#### THE TASK:
Examine the entries and show every line in which the word "name" is found.

#### DATA SHOWN:
BEGIN
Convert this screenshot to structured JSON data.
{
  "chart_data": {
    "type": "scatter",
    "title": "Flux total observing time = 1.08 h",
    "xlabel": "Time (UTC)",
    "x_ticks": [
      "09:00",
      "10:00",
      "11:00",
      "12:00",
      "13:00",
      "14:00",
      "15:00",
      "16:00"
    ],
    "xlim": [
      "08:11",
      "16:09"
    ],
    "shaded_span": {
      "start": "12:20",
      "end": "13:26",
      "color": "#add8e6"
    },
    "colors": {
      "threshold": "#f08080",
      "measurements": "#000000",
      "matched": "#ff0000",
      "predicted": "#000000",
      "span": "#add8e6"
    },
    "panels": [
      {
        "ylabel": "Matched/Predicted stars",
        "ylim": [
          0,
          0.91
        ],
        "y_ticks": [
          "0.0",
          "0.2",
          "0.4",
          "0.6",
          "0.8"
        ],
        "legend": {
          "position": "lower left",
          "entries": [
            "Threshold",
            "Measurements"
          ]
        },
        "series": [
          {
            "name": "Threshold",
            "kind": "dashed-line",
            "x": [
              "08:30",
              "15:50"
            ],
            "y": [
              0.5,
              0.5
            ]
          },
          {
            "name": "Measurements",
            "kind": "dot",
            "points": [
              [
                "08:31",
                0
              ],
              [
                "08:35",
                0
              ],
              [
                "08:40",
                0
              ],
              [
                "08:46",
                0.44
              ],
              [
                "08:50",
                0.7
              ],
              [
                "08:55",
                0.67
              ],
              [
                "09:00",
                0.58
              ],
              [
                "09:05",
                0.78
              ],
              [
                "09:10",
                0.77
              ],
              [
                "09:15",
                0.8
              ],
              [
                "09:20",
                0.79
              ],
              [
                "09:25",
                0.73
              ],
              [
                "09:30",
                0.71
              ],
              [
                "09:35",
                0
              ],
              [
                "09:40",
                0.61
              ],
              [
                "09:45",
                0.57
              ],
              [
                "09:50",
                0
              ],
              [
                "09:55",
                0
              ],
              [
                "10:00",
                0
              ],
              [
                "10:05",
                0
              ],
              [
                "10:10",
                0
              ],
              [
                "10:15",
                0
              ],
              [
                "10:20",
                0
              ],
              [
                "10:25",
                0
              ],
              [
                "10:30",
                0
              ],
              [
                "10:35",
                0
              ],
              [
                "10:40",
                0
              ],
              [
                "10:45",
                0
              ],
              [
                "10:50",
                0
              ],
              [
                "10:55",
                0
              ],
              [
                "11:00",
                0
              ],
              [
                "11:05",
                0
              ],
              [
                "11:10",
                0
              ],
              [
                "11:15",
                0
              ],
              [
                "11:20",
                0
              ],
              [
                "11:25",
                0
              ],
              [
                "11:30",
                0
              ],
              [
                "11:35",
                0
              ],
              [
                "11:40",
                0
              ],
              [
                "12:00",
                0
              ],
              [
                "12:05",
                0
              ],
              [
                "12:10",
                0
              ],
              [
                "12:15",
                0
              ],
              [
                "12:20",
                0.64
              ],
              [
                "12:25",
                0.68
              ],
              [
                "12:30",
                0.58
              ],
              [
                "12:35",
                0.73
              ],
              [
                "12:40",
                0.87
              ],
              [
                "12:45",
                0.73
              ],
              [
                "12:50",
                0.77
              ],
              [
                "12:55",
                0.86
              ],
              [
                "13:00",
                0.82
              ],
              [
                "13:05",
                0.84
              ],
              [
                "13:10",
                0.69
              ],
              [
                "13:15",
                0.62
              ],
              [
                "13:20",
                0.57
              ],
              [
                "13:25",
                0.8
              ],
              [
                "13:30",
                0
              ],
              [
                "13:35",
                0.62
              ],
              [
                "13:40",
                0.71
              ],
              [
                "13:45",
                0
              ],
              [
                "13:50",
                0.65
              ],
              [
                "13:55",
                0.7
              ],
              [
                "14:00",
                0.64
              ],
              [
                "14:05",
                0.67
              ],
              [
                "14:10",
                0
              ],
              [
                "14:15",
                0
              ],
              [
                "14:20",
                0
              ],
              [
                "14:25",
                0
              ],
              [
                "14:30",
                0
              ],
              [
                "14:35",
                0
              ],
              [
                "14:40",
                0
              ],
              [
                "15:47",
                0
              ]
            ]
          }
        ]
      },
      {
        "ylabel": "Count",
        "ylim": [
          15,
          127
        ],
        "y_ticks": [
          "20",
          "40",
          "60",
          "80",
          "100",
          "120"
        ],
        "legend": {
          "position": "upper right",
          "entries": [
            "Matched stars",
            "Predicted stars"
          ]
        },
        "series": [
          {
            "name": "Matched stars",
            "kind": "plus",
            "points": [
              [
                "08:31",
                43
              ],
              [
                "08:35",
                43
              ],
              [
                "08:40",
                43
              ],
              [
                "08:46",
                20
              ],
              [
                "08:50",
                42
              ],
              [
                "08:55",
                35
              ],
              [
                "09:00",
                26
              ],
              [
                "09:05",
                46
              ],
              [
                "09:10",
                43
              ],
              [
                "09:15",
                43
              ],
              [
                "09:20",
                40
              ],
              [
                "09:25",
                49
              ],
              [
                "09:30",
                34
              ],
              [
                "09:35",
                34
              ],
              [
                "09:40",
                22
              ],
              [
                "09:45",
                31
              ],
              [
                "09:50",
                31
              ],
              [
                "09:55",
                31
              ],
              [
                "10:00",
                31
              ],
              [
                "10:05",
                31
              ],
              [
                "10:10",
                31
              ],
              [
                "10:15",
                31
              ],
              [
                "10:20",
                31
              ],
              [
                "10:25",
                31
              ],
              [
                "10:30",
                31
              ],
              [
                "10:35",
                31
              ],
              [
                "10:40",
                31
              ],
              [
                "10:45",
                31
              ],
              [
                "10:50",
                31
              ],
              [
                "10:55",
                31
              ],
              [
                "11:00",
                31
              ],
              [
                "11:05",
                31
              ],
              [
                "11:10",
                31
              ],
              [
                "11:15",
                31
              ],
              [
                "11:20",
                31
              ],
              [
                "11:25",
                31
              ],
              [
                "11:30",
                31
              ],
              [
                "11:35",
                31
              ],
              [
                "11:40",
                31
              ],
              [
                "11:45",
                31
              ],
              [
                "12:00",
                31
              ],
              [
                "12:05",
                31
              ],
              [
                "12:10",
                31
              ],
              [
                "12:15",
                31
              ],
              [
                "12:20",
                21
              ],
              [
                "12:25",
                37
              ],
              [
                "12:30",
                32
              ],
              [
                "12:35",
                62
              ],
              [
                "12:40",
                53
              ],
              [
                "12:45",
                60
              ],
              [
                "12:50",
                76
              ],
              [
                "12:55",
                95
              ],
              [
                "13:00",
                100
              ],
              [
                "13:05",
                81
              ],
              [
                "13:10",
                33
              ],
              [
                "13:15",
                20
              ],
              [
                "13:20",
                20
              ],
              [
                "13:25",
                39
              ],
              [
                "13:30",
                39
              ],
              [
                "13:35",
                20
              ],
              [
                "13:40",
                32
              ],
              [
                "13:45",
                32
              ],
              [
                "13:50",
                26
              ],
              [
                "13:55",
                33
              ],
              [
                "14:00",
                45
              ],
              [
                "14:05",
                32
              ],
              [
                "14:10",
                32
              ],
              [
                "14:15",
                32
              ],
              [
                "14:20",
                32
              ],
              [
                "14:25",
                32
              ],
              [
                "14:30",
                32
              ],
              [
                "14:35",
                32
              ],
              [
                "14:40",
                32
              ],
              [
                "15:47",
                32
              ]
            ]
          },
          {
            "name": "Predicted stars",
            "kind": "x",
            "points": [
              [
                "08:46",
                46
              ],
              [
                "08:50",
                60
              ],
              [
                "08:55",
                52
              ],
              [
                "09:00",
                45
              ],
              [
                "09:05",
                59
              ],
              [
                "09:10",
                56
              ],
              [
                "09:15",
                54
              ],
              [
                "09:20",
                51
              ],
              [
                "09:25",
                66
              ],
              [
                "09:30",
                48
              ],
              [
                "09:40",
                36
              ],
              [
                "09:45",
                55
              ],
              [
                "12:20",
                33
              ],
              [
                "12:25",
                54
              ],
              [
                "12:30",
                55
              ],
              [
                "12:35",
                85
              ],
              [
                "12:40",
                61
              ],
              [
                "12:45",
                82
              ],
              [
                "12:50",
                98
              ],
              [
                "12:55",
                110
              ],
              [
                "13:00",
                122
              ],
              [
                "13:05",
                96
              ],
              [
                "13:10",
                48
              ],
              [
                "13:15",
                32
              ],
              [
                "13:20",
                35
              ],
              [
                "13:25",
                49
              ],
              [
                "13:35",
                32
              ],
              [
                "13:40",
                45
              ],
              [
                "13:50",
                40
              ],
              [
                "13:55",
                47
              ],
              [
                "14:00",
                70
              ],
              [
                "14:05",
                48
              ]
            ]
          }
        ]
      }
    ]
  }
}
END
#### EXERCISE RESULT:
            "name": "Threshold",
            "name": "Measurements",
            "name": "Matched stars",
            "name": "Predicted stars",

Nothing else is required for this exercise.